[Task goal]:
Set down the material once more, exactly as it appears.
* Start Raw records *
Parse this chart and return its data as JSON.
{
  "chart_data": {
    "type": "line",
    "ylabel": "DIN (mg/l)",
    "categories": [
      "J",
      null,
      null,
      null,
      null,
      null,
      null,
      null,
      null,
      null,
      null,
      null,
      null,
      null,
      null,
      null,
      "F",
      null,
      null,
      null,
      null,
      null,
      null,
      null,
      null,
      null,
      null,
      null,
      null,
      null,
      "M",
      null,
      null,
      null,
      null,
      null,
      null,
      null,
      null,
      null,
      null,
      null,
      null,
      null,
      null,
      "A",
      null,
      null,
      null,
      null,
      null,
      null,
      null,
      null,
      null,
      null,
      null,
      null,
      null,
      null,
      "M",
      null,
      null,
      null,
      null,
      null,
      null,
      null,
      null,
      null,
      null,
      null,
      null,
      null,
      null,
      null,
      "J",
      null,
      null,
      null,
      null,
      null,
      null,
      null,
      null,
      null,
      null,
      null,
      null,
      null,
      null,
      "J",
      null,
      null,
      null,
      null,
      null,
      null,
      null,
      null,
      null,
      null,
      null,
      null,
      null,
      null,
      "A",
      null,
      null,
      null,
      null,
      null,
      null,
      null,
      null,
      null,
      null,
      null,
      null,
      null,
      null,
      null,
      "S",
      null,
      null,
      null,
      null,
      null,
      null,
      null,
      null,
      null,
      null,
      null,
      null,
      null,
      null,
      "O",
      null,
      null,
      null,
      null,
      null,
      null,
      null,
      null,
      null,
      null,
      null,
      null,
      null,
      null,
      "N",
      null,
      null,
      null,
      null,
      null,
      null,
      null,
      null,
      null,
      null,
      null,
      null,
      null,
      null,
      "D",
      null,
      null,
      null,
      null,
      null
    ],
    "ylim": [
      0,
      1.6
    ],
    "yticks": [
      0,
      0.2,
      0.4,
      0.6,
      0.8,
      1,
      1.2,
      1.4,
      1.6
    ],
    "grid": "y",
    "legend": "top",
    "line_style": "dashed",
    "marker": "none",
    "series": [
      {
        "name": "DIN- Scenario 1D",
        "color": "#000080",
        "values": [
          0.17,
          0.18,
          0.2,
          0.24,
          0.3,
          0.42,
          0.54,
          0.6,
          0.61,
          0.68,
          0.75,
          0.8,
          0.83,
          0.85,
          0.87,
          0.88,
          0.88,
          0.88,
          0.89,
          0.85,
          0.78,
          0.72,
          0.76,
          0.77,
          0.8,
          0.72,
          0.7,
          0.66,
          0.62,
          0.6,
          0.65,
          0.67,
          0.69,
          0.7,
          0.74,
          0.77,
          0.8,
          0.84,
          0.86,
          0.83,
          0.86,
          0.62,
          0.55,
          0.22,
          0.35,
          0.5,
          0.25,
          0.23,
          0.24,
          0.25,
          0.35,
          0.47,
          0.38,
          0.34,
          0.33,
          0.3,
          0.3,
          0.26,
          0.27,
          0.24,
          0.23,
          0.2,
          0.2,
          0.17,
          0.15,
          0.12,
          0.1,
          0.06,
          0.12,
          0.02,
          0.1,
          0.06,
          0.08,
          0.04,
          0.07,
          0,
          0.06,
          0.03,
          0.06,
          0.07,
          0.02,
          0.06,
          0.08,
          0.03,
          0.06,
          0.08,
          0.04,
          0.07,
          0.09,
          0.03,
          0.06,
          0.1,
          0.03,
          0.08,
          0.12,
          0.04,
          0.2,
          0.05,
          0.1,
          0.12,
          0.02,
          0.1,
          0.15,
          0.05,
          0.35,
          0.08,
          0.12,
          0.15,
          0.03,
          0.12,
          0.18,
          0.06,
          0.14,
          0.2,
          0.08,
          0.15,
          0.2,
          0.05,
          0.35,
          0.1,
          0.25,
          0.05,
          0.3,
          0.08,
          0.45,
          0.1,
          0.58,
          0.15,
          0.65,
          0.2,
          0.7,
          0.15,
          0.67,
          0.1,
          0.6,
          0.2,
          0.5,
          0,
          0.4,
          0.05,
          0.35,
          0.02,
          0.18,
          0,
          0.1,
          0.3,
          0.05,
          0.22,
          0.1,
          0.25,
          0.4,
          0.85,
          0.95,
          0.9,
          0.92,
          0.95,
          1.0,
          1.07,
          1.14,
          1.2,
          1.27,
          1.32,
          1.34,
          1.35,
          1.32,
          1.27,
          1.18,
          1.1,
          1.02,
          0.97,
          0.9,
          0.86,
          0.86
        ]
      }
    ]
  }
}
* End Raw records *
[Complete output]:
Parse this chart and return its data as JSON.
{
  "chart_data": {
    "type": "line",
    "ylabel": "DIN (mg/l)",
    "categories": [
      "J",
      null,
      null,
      null,
      null,
      null,
      null,
      null,
      null,
      null,
      null,
      null,
      null,
      null,
      null,
      null,
      "F",
      null,
      null,
      null,
      null,
      null,
      null,
      null,
      null,
      null,
      null,
      null,
      null,
      null,
      "M",
      null,
      null,
      null,
      null,
      null,
      null,
      null,
      null,
      null,
      null,
      null,
      null,
      null,
      null,
      "A",
      null,
      null,
      null,
      null,
      null,
      null,
      null,
      null,
      null,
      null,
      null,
      null,
      null,
      null,
      "M",
      null,
      null,
      null,
      null,
      null,
      null,
      null,
      null,
      null,
      null,
      null,
      null,
      null,
      null,
      null,
      "J",
      null,
      null,
      null,
      null,
      null,
      null,
      null,
      null,
      null,
      null,
      null,
      null,
      null,
      null,
      "J",
      null,
      null,
      null,
      null,
      null,
      null,
      null,
      null,
      null,
      null,
      null,
      null,
      null,
      null,
      "A",
      null,
      null,
      null,
      null,
      null,
      null,
      null,
      null,
      null,
      null,
      null,
      null,
      null,
      null,
      null,
      "S",
      null,
      null,
      null,
      null,
      null,
      null,
      null,
      null,
      null,
      null,
      null,
      null,
      null,
      null,
      "O",
      null,
      null,
      null,
      null,
      null,
      null,
      null,
      null,
      null,
      null,
      null,
      null,
      null,
      null,
      "N",
      null,
      null,
      null,
      null,
      null,
      null,
      null,
      null,
      null,
      null,
      null,
      null,
      null,
      null,
      "D",
      null,
      null,
      null,
      null,
      null
    ],
    "ylim": [
      0,
      1.6
    ],
    "yticks": [
      0,
      0.2,
      0.4,
      0.6,
      0.8,
      1,
      1.2,
      1.4,
      1.6
    ],
    "grid": "y",
    "legend": "top",
    "line_style": "dashed",
    "marker": "none",
    "series": [
      {
        "name": "DIN- Scenario 1D",
        "color": "#000080",
        "values": [
          0.17,
          0.18,
          0.2,
          0.24,
          0.3,
          0.42,
          0.54,
          0.6,
          0.61,
          0.68,
          0.75,
          0.8,
          0.83,
          0.85,
          0.87,
          0.88,
          0.88,
          0.88,
          0.89,
          0.85,
          0.78,
          0.72,
          0.76,
          0.77,
          0.8,
          0.72,
          0.7,
          0.66,
          0.62,
          0.6,
          0.65,
          0.67,
          0.69,
          0.7,
          0.74,
          0.77,
          0.8,
          0.84,
          0.86,
          0.83,
          0.86,
          0.62,
          0.55,
          0.22,
          0.35,
          0.5,
          0.25,
          0.23,
          0.24,
          0.25,
          0.35,
          0.47,
          0.38,
          0.34,
          0.33,
          0.3,
          0.3,
          0.26,
          0.27,
          0.24,
          0.23,
          0.2,
          0.2,
          0.17,
          0.15,
          0.12,
          0.1,
          0.06,
          0.12,
          0.02,
          0.1,
          0.06,
          0.08,
          0.04,
          0.07,
          0,
          0.06,
          0.03,
          0.06,
          0.07,
          0.02,
          0.06,
          0.08,
          0.03,
          0.06,
          0.08,
          0.04,
          0.07,
          0.09,
          0.03,
          0.06,
          0.1,
          0.03,
          0.08,
          0.12,
          0.04,
          0.2,
          0.05,
          0.1,
          0.12,
          0.02,
          0.1,
          0.15,
          0.05,
          0.35,
          0.08,
          0.12,
          0.15,
          0.03,
          0.12,
          0.18,
          0.06,
          0.14,
          0.2,
          0.08,
          0.15,
          0.2,
          0.05,
          0.35,
          0.1,
          0.25,
          0.05,
          0.3,
          0.08,
          0.45,
          0.1,
          0.58,
          0.15,
          0.65,
          0.2,
          0.7,
          0.15,
          0.67,
          0.1,
          0.6,
          0.2,
          0.5,
          0,
          0.4,
          0.05,
          0.35,
          0.02,
          0.18,
          0,
          0.1,
          0.3,
          0.05,
          0.22,
          0.1,
          0.25,
          0.4,
          0.85,
          0.95,
          0.9,
          0.92,
          0.95,
          1.0,
          1.07,
          1.14,
          1.2,
          1.27,
          1.32,
          1.34,
          1.35,
          1.32,
          1.27,
          1.18,
          1.1,
          1.02,
          0.97,
          0.9,
          0.86,
          0.86
        ]
      }
    ]
  }
}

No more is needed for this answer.